* **The task**:
Wherever a line holds the word "Truth", copy that line out.

* **Records for processing**:

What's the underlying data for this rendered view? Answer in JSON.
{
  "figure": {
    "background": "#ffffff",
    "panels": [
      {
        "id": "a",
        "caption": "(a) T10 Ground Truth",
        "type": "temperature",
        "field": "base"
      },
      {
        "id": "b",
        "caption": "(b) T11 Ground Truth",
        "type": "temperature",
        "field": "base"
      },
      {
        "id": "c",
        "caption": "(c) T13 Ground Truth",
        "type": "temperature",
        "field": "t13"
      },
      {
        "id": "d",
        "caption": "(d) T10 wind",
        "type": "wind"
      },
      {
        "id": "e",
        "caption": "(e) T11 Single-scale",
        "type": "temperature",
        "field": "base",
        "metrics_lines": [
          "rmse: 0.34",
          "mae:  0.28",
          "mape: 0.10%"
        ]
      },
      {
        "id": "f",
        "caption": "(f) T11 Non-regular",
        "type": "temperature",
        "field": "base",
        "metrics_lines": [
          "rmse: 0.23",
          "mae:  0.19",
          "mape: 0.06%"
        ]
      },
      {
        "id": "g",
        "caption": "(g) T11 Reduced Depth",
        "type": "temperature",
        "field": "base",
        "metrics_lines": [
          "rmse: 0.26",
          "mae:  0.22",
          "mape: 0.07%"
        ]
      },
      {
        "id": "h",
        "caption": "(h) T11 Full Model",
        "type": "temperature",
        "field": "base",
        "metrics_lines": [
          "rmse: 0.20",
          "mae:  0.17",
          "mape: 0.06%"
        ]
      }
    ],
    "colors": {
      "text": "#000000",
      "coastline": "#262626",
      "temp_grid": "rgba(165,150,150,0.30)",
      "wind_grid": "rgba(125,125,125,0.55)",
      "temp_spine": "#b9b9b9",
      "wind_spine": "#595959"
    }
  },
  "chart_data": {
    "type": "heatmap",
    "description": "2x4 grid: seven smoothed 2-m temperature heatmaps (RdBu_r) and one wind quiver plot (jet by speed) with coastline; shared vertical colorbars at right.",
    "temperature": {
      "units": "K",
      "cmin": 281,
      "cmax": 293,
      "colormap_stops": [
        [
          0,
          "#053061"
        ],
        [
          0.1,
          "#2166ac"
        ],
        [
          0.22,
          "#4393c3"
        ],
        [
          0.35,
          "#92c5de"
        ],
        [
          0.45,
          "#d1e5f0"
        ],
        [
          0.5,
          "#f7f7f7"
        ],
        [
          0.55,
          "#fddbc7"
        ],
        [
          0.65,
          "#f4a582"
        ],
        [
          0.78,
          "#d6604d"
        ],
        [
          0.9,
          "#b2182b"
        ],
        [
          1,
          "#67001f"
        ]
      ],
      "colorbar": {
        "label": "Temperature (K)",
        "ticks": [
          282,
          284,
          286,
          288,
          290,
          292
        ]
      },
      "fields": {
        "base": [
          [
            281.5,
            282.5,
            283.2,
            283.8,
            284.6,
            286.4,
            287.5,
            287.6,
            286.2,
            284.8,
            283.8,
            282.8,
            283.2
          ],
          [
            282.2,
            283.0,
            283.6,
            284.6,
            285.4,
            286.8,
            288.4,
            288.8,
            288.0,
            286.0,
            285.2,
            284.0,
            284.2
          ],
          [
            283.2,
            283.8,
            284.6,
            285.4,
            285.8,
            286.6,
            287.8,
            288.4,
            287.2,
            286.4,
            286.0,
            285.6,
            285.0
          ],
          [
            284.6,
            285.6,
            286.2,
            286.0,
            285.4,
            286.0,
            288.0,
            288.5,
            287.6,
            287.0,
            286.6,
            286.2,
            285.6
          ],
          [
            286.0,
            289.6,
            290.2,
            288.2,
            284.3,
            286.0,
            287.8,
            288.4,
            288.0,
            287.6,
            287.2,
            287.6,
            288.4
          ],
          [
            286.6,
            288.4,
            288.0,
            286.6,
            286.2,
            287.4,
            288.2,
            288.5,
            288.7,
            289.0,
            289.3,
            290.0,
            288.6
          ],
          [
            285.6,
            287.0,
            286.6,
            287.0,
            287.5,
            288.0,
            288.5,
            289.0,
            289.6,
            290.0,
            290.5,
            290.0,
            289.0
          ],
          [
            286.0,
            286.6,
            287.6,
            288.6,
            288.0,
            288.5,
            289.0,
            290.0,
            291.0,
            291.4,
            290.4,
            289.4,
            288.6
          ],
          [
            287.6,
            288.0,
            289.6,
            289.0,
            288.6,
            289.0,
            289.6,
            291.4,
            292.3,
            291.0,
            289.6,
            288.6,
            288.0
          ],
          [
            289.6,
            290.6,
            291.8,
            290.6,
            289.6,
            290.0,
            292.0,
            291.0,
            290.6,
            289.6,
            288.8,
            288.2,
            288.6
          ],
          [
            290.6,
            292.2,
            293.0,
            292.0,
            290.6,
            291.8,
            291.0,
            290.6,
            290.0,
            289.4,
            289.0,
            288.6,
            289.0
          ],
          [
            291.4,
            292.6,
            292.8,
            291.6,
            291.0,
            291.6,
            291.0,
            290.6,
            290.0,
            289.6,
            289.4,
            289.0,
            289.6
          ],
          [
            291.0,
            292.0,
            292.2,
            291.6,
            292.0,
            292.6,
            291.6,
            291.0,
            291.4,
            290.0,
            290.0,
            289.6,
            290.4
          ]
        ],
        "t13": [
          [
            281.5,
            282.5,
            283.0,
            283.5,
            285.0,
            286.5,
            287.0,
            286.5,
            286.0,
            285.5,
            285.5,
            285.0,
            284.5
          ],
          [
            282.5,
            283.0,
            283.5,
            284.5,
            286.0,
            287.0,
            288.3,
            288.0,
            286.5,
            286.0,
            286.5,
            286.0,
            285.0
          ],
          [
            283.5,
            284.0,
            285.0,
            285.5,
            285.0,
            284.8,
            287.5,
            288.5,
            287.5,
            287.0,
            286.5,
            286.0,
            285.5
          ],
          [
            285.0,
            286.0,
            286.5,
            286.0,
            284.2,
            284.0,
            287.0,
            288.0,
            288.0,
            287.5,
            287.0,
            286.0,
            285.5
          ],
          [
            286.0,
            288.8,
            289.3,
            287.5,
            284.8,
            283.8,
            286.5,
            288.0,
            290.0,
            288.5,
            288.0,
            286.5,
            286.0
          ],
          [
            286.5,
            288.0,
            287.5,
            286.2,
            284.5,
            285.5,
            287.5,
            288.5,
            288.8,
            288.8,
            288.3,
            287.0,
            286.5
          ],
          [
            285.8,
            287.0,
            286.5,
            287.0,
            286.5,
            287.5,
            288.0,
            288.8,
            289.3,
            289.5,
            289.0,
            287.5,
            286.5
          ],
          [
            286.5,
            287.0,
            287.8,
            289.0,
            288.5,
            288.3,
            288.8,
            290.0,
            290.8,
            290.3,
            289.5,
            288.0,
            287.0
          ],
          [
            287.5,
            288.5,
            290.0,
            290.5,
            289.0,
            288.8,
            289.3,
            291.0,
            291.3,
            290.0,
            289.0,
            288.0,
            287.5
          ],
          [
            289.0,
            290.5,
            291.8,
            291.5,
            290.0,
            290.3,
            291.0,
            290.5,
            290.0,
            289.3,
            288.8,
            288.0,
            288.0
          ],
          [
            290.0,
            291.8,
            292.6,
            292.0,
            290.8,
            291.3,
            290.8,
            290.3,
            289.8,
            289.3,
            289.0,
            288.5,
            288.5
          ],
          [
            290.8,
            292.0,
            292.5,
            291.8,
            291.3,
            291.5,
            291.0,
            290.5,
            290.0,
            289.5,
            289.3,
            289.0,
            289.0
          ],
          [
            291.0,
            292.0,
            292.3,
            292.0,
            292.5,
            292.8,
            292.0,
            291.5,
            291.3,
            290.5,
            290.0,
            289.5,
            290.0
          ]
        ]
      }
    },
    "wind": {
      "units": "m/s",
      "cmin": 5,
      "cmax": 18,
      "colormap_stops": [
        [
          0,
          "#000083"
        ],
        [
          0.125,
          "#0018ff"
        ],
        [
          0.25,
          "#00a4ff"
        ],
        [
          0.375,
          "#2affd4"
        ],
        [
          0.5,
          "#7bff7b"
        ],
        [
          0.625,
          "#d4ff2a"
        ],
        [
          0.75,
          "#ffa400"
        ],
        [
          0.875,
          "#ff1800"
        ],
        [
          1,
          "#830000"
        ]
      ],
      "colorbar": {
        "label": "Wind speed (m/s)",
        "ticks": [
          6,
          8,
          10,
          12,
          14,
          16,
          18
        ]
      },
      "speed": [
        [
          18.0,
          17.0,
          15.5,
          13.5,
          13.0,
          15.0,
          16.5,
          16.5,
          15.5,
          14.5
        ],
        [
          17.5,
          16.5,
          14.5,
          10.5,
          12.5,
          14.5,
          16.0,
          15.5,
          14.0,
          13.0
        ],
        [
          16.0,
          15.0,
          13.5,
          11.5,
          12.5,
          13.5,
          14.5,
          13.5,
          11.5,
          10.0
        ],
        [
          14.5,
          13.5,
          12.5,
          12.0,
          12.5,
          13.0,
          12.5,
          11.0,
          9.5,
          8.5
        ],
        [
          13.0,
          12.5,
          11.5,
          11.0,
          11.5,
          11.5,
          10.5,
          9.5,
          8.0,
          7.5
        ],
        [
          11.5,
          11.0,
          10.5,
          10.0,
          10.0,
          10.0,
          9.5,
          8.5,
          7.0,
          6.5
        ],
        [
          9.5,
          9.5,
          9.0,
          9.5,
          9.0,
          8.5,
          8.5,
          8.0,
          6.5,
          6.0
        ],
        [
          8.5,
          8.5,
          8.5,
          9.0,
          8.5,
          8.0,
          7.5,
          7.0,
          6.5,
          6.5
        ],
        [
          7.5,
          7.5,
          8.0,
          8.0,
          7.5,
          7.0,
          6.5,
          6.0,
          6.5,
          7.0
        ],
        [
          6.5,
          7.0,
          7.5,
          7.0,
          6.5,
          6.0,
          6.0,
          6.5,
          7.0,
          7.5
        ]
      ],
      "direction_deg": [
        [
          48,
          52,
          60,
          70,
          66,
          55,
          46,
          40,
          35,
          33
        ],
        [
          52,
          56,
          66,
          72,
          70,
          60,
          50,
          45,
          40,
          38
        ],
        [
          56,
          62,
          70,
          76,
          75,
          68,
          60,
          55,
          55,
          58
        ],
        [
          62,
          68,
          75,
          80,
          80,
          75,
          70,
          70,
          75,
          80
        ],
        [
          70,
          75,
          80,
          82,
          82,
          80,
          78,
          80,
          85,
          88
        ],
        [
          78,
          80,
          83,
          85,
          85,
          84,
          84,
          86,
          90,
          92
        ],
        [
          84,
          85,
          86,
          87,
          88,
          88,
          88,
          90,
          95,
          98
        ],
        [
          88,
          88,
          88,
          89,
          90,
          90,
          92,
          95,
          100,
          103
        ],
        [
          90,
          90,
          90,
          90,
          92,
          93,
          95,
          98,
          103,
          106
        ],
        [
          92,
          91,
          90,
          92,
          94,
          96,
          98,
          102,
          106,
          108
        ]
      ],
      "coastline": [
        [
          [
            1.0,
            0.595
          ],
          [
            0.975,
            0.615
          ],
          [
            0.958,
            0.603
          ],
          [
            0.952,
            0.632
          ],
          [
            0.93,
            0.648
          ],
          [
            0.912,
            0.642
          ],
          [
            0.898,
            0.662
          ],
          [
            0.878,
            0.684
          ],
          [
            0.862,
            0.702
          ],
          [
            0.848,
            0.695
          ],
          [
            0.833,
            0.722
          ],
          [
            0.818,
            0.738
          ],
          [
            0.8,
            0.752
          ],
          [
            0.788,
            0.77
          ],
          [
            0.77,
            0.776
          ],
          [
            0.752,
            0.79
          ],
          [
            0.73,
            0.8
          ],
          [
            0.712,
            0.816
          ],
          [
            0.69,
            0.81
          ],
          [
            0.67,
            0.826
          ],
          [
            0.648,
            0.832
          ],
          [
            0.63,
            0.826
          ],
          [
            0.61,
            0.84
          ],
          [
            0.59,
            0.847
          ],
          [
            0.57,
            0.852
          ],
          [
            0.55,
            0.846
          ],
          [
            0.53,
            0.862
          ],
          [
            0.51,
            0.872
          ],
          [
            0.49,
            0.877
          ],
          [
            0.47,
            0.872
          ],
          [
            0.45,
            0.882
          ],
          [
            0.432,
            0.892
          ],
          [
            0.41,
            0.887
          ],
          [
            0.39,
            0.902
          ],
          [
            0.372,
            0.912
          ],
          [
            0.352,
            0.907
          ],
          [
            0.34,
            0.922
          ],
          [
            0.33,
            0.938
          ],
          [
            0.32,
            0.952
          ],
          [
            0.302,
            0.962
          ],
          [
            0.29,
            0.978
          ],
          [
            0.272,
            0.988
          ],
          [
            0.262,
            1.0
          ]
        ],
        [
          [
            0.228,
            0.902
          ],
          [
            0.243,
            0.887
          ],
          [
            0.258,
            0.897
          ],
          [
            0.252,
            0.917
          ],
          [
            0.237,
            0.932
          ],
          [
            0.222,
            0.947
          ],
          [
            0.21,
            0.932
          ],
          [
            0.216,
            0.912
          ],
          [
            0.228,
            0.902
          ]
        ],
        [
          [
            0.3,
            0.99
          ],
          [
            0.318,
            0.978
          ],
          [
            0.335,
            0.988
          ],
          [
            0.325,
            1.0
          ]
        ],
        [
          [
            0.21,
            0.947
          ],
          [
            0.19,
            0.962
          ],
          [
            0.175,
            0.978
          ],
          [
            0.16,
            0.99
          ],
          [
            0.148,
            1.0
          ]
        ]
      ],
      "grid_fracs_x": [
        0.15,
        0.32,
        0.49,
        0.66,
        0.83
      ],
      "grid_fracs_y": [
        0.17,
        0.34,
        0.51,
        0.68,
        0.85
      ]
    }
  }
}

* **Answer in full**:
        "caption": "(a) T10 Ground Truth",
        "caption": "(b) T11 Ground Truth",
        "caption": "(c) T13 Ground Truth",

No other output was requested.